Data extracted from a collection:
□ □ □
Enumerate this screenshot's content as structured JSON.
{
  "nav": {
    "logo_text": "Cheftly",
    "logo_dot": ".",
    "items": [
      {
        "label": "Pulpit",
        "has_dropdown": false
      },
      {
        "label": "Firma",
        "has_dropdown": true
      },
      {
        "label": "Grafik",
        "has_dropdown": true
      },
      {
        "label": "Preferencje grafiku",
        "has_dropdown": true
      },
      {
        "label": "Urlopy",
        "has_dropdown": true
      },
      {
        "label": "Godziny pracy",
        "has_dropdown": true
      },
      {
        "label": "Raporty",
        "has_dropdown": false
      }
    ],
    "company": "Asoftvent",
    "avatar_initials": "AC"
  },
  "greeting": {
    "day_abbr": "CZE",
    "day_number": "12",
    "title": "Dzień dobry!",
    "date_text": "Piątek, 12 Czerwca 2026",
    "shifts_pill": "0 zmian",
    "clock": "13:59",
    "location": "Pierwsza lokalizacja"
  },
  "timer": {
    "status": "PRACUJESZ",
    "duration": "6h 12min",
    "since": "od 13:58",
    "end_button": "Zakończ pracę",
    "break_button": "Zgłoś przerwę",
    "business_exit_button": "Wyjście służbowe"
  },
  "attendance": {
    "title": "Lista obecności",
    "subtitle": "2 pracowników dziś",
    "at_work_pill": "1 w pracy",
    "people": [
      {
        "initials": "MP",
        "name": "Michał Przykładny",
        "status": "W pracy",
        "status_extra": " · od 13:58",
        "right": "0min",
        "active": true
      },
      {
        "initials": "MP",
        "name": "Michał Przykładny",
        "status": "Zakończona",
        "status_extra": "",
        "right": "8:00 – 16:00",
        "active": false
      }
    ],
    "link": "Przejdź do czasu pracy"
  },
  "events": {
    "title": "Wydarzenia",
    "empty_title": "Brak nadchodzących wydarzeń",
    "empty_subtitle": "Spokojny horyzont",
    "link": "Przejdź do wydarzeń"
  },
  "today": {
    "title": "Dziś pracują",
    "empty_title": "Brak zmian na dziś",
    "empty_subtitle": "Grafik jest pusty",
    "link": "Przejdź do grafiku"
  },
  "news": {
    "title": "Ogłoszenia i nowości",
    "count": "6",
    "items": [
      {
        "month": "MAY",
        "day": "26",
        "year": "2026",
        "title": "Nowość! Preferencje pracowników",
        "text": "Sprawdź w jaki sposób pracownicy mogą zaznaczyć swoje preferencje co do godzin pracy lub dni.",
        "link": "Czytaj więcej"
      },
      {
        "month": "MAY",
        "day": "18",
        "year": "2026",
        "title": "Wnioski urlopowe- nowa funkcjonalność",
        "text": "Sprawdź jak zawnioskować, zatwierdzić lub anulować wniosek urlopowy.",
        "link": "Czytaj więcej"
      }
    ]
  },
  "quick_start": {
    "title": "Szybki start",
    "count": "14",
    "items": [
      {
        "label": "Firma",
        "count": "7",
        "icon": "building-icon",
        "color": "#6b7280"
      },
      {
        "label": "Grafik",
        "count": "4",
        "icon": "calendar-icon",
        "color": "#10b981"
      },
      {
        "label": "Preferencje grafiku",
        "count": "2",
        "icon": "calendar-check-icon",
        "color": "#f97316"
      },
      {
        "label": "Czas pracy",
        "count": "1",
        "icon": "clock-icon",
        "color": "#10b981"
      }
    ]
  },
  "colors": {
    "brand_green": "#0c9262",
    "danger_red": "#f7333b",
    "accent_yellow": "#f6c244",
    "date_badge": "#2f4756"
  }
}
□ □ □
*SET PROBLEM*
Output all of the material exactly as written.

*THE OUTPUT*
Enumerate this screenshot's content as structured JSON.
{
  "nav": {
    "logo_text": "Cheftly",
    "logo_dot": ".",
    "items": [
      {
        "label": "Pulpit",
        "has_dropdown": false
      },
      {
        "label": "Firma",
        "has_dropdown": true
      },
      {
        "label": "Grafik",
        "has_dropdown": true
      },
      {
        "label": "Preferencje grafiku",
        "has_dropdown": true
      },
      {
        "label": "Urlopy",
        "has_dropdown": true
      },
      {
        "label": "Godziny pracy",
        "has_dropdown": true
      },
      {
        "label": "Raporty",
        "has_dropdown": false
      }
    ],
    "company": "Asoftvent",
    "avatar_initials": "AC"
  },
  "greeting": {
    "day_abbr": "CZE",
    "day_number": "12",
    "title": "Dzień dobry!",
    "date_text": "Piątek, 12 Czerwca 2026",
    "shifts_pill": "0 zmian",
    "clock": "13:59",
    "location": "Pierwsza lokalizacja"
  },
  "timer": {
    "status": "PRACUJESZ",
    "duration": "6h 12min",
    "since": "od 13:58",
    "end_button": "Zakończ pracę",
    "break_button": "Zgłoś przerwę",
    "business_exit_button": "Wyjście służbowe"
  },
  "attendance": {
    "title": "Lista obecności",
    "subtitle": "2 pracowników dziś",
    "at_work_pill": "1 w pracy",
    "people": [
      {
        "initials": "MP",
        "name": "Michał Przykładny",
        "status": "W pracy",
        "status_extra": " · od 13:58",
        "right": "0min",
        "active": true
      },
      {
        "initials": "MP",
        "name": "Michał Przykładny",
        "status": "Zakończona",
        "status_extra": "",
        "right": "8:00 – 16:00",
        "active": false
      }
    ],
    "link": "Przejdź do czasu pracy"
  },
  "events": {
    "title": "Wydarzenia",
    "empty_title": "Brak nadchodzących wydarzeń",
    "empty_subtitle": "Spokojny horyzont",
    "link": "Przejdź do wydarzeń"
  },
  "today": {
    "title": "Dziś pracują",
    "empty_title": "Brak zmian na dziś",
    "empty_subtitle": "Grafik jest pusty",
    "link": "Przejdź do grafiku"
  },
  "news": {
    "title": "Ogłoszenia i nowości",
    "count": "6",
    "items": [
      {
        "month": "MAY",
        "day": "26",
        "year": "2026",
        "title": "Nowość! Preferencje pracowników",
        "text": "Sprawdź w jaki sposób pracownicy mogą zaznaczyć swoje preferencje co do godzin pracy lub dni.",
        "link": "Czytaj więcej"
      },
      {
        "month": "MAY",
        "day": "18",
        "year": "2026",
        "title": "Wnioski urlopowe- nowa funkcjonalność",
        "text": "Sprawdź jak zawnioskować, zatwierdzić lub anulować wniosek urlopowy.",
        "link": "Czytaj więcej"
      }
    ]
  },
  "quick_start": {
    "title": "Szybki start",
    "count": "14",
    "items": [
      {
        "label": "Firma",
        "count": "7",
        "icon": "building-icon",
        "color": "#6b7280"
      },
      {
        "label": "Grafik",
        "count": "4",
        "icon": "calendar-icon",
        "color": "#10b981"
      },
      {
        "label": "Preferencje grafiku",
        "count": "2",
        "icon": "calendar-check-icon",
        "color": "#f97316"
      },
      {
        "label": "Czas pracy",
        "count": "1",
        "icon": "clock-icon",
        "color": "#10b981"
      }
    ]
  },
  "colors": {
    "brand_green": "#0c9262",
    "danger_red": "#f7333b",
    "accent_yellow": "#f6c244",
    "date_badge": "#2f4756"
  }
}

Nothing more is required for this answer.